> AIM
Print all entries precisely as they are written.

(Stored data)
*****

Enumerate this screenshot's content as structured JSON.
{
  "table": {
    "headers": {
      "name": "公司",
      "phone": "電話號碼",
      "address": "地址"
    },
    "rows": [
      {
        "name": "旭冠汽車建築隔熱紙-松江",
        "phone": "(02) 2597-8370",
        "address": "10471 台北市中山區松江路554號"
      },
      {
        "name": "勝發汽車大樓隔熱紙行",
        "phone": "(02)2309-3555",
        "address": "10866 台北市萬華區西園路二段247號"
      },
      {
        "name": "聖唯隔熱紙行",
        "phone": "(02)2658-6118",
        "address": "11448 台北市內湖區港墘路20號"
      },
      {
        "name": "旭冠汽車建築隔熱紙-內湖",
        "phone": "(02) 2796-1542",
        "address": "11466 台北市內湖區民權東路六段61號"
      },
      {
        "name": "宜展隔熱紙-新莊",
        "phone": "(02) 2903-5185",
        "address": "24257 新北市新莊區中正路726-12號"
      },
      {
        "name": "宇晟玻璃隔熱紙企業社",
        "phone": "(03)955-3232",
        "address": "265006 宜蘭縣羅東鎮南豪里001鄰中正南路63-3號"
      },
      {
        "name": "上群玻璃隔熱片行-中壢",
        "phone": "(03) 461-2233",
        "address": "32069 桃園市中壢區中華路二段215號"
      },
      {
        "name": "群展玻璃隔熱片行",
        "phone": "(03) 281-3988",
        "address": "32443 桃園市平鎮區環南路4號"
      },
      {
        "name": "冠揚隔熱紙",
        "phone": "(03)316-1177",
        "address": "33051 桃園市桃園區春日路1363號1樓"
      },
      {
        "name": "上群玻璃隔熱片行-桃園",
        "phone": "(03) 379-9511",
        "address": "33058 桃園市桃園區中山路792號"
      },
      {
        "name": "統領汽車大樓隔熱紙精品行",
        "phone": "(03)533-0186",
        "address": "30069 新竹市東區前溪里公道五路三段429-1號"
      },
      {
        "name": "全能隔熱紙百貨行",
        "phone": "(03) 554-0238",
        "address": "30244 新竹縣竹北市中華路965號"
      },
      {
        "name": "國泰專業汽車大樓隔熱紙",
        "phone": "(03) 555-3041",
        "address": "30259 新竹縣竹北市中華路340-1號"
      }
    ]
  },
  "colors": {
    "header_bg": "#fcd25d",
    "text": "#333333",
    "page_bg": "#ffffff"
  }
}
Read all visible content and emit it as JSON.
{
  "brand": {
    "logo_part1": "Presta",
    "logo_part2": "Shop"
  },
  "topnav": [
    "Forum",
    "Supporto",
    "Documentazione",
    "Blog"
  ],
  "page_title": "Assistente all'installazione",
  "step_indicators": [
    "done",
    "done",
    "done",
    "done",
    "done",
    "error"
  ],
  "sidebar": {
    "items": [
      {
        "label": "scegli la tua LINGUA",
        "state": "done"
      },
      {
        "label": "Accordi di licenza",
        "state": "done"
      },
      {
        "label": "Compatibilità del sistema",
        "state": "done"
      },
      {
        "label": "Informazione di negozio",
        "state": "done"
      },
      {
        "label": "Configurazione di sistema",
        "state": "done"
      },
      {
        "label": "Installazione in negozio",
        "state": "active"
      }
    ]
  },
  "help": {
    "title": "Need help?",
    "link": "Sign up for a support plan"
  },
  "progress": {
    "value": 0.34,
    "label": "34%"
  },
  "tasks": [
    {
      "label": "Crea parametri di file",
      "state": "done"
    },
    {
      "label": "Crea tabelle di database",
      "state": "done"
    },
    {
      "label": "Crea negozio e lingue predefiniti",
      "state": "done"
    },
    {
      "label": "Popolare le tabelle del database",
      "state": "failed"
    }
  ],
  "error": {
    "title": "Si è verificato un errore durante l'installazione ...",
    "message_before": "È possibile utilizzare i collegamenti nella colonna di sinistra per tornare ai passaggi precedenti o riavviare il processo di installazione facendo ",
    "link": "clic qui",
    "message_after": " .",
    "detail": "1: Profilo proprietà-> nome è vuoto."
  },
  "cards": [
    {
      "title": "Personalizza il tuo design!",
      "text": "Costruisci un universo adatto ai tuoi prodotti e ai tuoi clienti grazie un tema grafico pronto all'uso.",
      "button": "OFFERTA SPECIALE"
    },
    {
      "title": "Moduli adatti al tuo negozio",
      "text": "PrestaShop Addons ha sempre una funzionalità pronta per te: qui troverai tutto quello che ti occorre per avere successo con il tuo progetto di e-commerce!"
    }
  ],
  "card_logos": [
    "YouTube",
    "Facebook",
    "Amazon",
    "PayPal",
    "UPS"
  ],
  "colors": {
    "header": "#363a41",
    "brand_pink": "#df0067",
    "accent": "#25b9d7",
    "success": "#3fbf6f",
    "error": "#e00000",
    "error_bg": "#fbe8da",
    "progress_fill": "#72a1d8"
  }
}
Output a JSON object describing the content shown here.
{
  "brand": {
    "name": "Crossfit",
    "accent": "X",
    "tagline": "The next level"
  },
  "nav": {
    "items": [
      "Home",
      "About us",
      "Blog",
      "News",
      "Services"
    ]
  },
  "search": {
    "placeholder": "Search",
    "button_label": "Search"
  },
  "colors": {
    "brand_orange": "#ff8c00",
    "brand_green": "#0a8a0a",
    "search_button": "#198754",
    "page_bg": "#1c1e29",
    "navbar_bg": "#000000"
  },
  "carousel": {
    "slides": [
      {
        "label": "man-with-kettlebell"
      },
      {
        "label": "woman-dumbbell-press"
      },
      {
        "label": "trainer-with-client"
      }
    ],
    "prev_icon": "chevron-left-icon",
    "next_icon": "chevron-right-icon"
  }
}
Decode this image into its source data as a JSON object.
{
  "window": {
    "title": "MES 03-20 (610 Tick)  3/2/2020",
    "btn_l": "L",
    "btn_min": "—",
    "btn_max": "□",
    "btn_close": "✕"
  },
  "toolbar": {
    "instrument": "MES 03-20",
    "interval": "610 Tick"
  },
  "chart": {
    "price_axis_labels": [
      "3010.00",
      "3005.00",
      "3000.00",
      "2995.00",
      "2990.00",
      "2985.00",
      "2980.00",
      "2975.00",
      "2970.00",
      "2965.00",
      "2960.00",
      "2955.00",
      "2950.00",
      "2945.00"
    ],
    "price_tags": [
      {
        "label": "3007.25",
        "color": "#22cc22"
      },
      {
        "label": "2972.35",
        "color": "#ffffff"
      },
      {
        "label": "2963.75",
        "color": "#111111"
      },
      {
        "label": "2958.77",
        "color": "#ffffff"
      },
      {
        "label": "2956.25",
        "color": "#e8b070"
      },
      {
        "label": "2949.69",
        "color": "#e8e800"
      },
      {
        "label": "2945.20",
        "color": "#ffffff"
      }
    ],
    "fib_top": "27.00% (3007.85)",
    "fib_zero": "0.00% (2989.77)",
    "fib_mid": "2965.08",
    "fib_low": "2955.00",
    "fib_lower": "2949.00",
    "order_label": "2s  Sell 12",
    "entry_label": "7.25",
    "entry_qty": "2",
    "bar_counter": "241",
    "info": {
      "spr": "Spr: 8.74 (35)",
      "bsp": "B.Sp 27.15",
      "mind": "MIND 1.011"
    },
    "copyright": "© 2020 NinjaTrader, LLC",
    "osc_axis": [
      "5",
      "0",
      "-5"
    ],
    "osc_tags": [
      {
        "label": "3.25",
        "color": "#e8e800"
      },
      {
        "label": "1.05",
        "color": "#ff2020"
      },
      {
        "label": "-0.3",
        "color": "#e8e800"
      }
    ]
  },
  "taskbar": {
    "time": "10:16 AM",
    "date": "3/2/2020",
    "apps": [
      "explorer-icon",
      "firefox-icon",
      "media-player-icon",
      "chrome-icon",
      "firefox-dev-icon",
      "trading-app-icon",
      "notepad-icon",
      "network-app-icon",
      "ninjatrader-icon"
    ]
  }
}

*****

> SOLVED EXERCISE
Enumerate this screenshot's content as structured JSON.
{
  "table": {
    "headers": {
      "name": "公司",
      "phone": "電話號碼",
      "address": "地址"
    },
    "rows": [
      {
        "name": "旭冠汽車建築隔熱紙-松江",
        "phone": "(02) 2597-8370",
        "address": "10471 台北市中山區松江路554號"
      },
      {
        "name": "勝發汽車大樓隔熱紙行",
        "phone": "(02)2309-3555",
        "address": "10866 台北市萬華區西園路二段247號"
      },
      {
        "name": "聖唯隔熱紙行",
        "phone": "(02)2658-6118",
        "address": "11448 台北市內湖區港墘路20號"
      },
      {
        "name": "旭冠汽車建築隔熱紙-內湖",
        "phone": "(02) 2796-1542",
        "address": "11466 台北市內湖區民權東路六段61號"
      },
      {
        "name": "宜展隔熱紙-新莊",
        "phone": "(02) 2903-5185",
        "address": "24257 新北市新莊區中正路726-12號"
      },
      {
        "name": "宇晟玻璃隔熱紙企業社",
        "phone": "(03)955-3232",
        "address": "265006 宜蘭縣羅東鎮南豪里001鄰中正南路63-3號"
      },
      {
        "name": "上群玻璃隔熱片行-中壢",
        "phone": "(03) 461-2233",
        "address": "32069 桃園市中壢區中華路二段215號"
      },
      {
        "name": "群展玻璃隔熱片行",
        "phone": "(03) 281-3988",
        "address": "32443 桃園市平鎮區環南路4號"
      },
      {
        "name": "冠揚隔熱紙",
        "phone": "(03)316-1177",
        "address": "33051 桃園市桃園區春日路1363號1樓"
      },
      {
        "name": "上群玻璃隔熱片行-桃園",
        "phone": "(03) 379-9511",
        "address": "33058 桃園市桃園區中山路792號"
      },
      {
        "name": "統領汽車大樓隔熱紙精品行",
        "phone": "(03)533-0186",
        "address": "30069 新竹市東區前溪里公道五路三段429-1號"
      },
      {
        "name": "全能隔熱紙百貨行",
        "phone": "(03) 554-0238",
        "address": "30244 新竹縣竹北市中華路965號"
      },
      {
        "name": "國泰專業汽車大樓隔熱紙",
        "phone": "(03) 555-3041",
        "address": "30259 新竹縣竹北市中華路340-1號"
      }
    ]
  },
  "colors": {
    "header_bg": "#fcd25d",
    "text": "#333333",
    "page_bg": "#ffffff"
  }
}
Read all visible content and emit it as JSON.
{
  "brand": {
    "logo_part1": "Presta",
    "logo_part2": "Shop"
  },
  "topnav": [
    "Forum",
    "Supporto",
    "Documentazione",
    "Blog"
  ],
  "page_title": "Assistente all'installazione",
  "step_indicators": [
    "done",
    "done",
    "done",
    "done",
    "done",
    "error"
  ],
  "sidebar": {
    "items": [
      {
        "label": "scegli la tua LINGUA",
        "state": "done"
      },
      {
        "label": "Accordi di licenza",
        "state": "done"
      },
      {
        "label": "Compatibilità del sistema",
        "state": "done"
      },
      {
        "label": "Informazione di negozio",
        "state": "done"
      },
      {
        "label": "Configurazione di sistema",
        "state": "done"
      },
      {
        "label": "Installazione in negozio",
        "state": "active"
      }
    ]
  },
  "help": {
    "title": "Need help?",
    "link": "Sign up for a support plan"
  },
  "progress": {
    "value": 0.34,
    "label": "34%"
  },
  "tasks": [
    {
      "label": "Crea parametri di file",
      "state": "done"
    },
    {
      "label": "Crea tabelle di database",
      "state": "done"
    },
    {
      "label": "Crea negozio e lingue predefiniti",
      "state": "done"
    },
    {
      "label": "Popolare le tabelle del database",
      "state": "failed"
    }
  ],
  "error": {
    "title": "Si è verificato un errore durante l'installazione ...",
    "message_before": "È possibile utilizzare i collegamenti nella colonna di sinistra per tornare ai passaggi precedenti o riavviare il processo di installazione facendo ",
    "link": "clic qui",
    "message_after": " .",
    "detail": "1: Profilo proprietà-> nome è vuoto."
  },
  "cards": [
    {
      "title": "Personalizza il tuo design!",
      "text": "Costruisci un universo adatto ai tuoi prodotti e ai tuoi clienti grazie un tema grafico pronto all'uso.",
      "button": "OFFERTA SPECIALE"
    },
    {
      "title": "Moduli adatti al tuo negozio",
      "text": "PrestaShop Addons ha sempre una funzionalità pronta per te: qui troverai tutto quello che ti occorre per avere successo con il tuo progetto di e-commerce!"
    }
  ],
  "card_logos": [
    "YouTube",
    "Facebook",
    "Amazon",
    "PayPal",
    "UPS"
  ],
  "colors": {
    "header": "#363a41",
    "brand_pink": "#df0067",
    "accent": "#25b9d7",
    "success": "#3fbf6f",
    "error": "#e00000",
    "error_bg": "#fbe8da",
    "progress_fill": "#72a1d8"
  }
}
Output a JSON object describing the content shown here.
{
  "brand": {
    "name": "Crossfit",
    "accent": "X",
    "tagline": "The next level"
  },
  "nav": {
    "items": [
      "Home",
      "About us",
      "Blog",
      "News",
      "Services"
    ]
  },
  "search": {
    "placeholder": "Search",
    "button_label": "Search"
  },
  "colors": {
    "brand_orange": "#ff8c00",
    "brand_green": "#0a8a0a",
    "search_button": "#198754",
    "page_bg": "#1c1e29",
    "navbar_bg": "#000000"
  },
  "carousel": {
    "slides": [
      {
        "label": "man-with-kettlebell"
      },
      {
        "label": "woman-dumbbell-press"
      },
      {
        "label": "trainer-with-client"
      }
    ],
    "prev_icon": "chevron-left-icon",
    "next_icon": "chevron-right-icon"
  }
}
Decode this image into its source data as a JSON object.
{
  "window": {
    "title": "MES 03-20 (610 Tick)  3/2/2020",
    "btn_l": "L",
    "btn_min": "—",
    "btn_max": "□",
    "btn_close": "✕"
  },
  "toolbar": {
    "instrument": "MES 03-20",
    "interval": "610 Tick"
  },
  "chart": {
    "price_axis_labels": [
      "3010.00",
      "3005.00",
      "3000.00",
      "2995.00",
      "2990.00",
      "2985.00",
      "2980.00",
      "2975.00",
      "2970.00",
      "2965.00",
      "2960.00",
      "2955.00",
      "2950.00",
      "2945.00"
    ],
    "price_tags": [
      {
        "label": "3007.25",
        "color": "#22cc22"
      },
      {
        "label": "2972.35",
        "color": "#ffffff"
      },
      {
        "label": "2963.75",
        "color": "#111111"
      },
      {
        "label": "2958.77",
        "color": "#ffffff"
      },
      {
        "label": "2956.25",
        "color": "#e8b070"
      },
      {
        "label": "2949.69",
        "color": "#e8e800"
      },
      {
        "label": "2945.20",
        "color": "#ffffff"
      }
    ],
    "fib_top": "27.00% (3007.85)",
    "fib_zero": "0.00% (2989.77)",
    "fib_mid": "2965.08",
    "fib_low": "2955.00",
    "fib_lower": "2949.00",
    "order_label": "2s  Sell 12",
    "entry_label": "7.25",
    "entry_qty": "2",
    "bar_counter": "241",
    "info": {
      "spr": "Spr: 8.74 (35)",
      "bsp": "B.Sp 27.15",
      "mind": "MIND 1.011"
    },
    "copyright": "© 2020 NinjaTrader, LLC",
    "osc_axis": [
      "5",
      "0",
      "-5"
    ],
    "osc_tags": [
      {
        "label": "3.25",
        "color": "#e8e800"
      },
      {
        "label": "1.05",
        "color": "#ff2020"
      },
      {
        "label": "-0.3",
        "color": "#e8e800"
      }
    ]
  },
  "taskbar": {
    "time": "10:16 AM",
    "date": "3/2/2020",
    "apps": [
      "explorer-icon",
      "firefox-icon",
      "media-player-icon",
      "chrome-icon",
      "firefox-dev-icon",
      "trading-app-icon",
      "notepad-icon",
      "network-app-icon",
      "ninjatrader-icon"
    ]
  }
}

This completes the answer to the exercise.